---------- EXERCISE DATA

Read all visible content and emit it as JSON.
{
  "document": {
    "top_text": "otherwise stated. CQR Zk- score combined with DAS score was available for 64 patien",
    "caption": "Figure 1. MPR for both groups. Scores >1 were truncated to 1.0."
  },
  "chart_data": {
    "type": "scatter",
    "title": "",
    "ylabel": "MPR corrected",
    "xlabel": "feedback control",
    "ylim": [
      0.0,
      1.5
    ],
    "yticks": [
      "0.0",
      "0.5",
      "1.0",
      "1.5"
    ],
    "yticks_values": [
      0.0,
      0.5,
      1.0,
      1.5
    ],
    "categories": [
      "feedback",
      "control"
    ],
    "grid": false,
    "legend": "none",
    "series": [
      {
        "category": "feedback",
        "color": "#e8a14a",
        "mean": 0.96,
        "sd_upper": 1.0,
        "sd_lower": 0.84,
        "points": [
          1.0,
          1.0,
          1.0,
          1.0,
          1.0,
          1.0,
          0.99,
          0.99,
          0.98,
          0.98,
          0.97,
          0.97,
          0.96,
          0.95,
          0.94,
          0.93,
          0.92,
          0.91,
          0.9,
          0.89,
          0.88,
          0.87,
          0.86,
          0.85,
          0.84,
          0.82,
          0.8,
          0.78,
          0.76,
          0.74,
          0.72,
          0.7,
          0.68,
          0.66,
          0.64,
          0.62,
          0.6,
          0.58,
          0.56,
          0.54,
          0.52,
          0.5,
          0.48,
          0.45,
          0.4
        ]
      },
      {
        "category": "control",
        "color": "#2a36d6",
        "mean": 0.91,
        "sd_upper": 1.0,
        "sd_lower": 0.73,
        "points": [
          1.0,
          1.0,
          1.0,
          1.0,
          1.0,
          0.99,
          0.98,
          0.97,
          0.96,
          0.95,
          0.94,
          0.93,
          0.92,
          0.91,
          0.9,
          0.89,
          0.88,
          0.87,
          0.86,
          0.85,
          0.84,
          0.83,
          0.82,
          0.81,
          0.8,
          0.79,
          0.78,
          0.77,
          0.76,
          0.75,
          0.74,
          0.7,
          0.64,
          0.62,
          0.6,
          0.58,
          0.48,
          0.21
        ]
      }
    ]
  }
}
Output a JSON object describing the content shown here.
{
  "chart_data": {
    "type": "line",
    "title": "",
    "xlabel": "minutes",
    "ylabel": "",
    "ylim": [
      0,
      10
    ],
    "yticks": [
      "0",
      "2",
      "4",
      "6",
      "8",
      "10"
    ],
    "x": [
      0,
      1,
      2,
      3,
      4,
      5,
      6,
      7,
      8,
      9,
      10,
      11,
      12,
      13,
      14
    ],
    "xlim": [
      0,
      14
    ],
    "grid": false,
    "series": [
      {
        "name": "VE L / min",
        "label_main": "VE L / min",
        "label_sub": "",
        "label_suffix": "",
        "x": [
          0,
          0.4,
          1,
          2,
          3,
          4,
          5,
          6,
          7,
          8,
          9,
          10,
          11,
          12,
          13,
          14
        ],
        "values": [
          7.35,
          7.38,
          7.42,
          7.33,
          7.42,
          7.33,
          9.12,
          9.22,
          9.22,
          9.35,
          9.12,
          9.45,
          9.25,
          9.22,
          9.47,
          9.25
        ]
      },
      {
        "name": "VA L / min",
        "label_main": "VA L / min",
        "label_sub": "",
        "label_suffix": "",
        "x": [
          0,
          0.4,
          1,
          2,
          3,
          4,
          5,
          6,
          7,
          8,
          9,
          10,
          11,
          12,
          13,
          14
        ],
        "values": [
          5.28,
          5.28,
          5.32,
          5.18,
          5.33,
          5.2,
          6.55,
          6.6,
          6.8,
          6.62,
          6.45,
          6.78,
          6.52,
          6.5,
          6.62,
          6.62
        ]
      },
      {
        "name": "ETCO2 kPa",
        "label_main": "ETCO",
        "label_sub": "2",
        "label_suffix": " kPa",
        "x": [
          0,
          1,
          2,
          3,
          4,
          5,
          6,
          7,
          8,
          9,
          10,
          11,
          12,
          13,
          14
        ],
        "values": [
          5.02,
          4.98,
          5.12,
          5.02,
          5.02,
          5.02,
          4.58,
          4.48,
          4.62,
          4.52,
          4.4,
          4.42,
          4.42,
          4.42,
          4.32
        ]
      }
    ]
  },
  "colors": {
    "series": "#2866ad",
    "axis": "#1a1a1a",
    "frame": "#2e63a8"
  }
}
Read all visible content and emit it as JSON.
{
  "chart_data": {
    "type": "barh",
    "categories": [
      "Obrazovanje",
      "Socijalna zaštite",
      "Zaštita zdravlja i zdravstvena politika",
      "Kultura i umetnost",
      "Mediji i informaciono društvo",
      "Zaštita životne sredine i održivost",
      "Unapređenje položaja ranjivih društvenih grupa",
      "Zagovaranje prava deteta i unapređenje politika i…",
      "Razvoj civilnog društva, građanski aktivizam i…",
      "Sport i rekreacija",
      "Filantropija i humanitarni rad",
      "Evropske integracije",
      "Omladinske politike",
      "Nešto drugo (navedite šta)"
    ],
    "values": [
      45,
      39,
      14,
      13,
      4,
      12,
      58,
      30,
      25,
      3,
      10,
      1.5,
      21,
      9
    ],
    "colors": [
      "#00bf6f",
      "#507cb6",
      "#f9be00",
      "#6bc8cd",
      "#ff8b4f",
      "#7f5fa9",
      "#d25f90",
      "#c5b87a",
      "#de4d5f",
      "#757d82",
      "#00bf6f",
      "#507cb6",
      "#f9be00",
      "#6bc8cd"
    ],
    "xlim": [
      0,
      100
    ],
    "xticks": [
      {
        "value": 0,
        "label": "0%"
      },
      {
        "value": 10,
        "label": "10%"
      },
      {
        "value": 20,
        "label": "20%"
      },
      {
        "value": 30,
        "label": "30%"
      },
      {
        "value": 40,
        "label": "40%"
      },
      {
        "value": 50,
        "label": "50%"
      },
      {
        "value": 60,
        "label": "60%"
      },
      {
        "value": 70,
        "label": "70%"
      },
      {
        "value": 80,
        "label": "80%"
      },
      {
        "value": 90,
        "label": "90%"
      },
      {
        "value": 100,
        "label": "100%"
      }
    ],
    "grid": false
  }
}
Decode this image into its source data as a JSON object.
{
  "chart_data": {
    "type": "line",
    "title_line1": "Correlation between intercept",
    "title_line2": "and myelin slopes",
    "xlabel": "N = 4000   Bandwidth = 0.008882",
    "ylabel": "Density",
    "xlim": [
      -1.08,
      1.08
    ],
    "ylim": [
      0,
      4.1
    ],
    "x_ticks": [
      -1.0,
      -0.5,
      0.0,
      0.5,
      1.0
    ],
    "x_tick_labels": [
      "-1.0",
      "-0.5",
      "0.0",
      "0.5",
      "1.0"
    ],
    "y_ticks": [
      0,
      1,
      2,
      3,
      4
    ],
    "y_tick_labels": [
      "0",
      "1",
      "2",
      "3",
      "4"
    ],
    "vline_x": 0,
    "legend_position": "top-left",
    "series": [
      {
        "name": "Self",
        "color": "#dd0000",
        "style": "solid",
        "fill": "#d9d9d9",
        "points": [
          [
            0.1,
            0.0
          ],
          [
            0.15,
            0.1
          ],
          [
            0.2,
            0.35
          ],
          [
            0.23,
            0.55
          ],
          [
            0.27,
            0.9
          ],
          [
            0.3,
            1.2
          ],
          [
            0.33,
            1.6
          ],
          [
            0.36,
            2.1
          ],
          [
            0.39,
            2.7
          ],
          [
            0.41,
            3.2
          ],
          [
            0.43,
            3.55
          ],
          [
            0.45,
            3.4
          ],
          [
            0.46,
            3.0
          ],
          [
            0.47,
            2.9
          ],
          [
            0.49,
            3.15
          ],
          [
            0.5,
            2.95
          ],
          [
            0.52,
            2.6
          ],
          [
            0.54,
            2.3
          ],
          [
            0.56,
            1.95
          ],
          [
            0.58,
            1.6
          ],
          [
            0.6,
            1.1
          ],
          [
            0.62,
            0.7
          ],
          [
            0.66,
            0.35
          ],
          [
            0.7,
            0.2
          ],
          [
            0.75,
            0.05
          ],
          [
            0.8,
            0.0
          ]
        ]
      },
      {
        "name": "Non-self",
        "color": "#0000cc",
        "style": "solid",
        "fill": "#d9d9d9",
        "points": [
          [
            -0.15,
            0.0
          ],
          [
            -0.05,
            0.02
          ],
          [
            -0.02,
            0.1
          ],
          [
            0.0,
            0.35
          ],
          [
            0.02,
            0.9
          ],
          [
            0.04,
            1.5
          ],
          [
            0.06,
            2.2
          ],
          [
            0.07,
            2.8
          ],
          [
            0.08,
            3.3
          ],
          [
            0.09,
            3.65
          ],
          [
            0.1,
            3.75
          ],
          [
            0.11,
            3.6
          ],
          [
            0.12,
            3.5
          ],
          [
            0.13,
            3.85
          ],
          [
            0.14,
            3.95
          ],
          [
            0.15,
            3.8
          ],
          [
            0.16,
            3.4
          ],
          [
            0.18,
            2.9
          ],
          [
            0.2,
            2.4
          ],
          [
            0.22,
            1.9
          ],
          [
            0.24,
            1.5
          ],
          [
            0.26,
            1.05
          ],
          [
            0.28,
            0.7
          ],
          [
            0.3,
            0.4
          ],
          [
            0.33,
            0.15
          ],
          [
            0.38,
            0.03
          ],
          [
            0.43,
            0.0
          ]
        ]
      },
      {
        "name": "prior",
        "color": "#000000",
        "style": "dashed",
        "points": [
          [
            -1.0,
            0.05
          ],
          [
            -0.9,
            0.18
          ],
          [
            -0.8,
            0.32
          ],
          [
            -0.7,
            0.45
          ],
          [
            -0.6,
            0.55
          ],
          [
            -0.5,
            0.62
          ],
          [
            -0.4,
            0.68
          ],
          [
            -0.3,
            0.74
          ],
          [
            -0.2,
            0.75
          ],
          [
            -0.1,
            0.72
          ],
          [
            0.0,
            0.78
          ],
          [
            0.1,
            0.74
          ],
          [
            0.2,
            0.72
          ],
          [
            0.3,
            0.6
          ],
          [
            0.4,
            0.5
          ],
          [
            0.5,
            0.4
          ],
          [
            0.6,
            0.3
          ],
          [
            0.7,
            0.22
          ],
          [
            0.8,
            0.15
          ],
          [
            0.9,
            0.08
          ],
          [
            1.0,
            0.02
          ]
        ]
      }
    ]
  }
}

--------------------

* SHORT TASK
From the records above, copy every line that holds the word "feedback".

* WRITTEN RESPONSE
    "xlabel": "feedback control",
      "feedback",
        "category": "feedback",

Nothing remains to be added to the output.